***** Exercise data *****
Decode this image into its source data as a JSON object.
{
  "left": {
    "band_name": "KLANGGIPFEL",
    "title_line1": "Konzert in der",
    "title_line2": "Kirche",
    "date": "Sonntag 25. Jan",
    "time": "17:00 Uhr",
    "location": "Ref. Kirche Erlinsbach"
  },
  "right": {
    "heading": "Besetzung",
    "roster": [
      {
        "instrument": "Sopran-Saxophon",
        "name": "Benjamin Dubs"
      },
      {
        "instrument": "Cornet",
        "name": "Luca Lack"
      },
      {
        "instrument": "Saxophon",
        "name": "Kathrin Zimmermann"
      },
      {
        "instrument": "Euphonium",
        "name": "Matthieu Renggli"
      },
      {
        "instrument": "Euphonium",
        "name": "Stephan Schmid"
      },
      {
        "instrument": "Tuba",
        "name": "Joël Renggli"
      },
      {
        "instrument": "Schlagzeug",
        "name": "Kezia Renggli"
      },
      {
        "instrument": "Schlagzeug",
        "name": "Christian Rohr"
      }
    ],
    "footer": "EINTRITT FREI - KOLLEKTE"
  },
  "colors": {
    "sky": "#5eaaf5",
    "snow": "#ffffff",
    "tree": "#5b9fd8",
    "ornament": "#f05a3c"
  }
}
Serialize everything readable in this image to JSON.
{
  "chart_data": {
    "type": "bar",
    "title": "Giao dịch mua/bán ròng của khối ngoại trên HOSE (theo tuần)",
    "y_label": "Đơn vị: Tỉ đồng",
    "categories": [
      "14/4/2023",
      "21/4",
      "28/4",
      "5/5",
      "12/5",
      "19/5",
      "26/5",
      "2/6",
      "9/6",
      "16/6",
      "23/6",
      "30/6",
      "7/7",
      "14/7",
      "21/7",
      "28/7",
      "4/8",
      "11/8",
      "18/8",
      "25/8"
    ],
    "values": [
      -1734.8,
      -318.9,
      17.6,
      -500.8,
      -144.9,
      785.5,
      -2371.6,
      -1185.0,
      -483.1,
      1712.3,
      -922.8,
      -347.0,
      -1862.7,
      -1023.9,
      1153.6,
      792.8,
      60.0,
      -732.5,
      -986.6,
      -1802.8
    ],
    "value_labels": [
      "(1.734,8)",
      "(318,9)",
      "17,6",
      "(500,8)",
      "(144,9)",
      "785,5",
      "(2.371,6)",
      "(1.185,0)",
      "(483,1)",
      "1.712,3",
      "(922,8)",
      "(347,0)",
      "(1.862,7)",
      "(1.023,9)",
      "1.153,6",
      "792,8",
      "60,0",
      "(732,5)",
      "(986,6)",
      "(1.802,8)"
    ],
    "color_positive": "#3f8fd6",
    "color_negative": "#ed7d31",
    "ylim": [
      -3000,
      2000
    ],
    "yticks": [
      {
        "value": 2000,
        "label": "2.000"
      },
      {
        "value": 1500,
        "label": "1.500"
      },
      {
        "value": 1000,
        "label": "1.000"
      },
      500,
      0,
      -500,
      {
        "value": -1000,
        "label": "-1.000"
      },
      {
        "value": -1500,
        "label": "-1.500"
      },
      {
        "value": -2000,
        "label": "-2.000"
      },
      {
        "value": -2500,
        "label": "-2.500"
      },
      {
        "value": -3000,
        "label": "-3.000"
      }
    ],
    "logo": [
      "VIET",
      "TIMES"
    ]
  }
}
*****
Exercise prompt: Scan the material above for the word "image". Copy each line where it occurs.

Task answer:
Decode this image into its source data as a JSON object.
Serialize everything readable in this image to JSON.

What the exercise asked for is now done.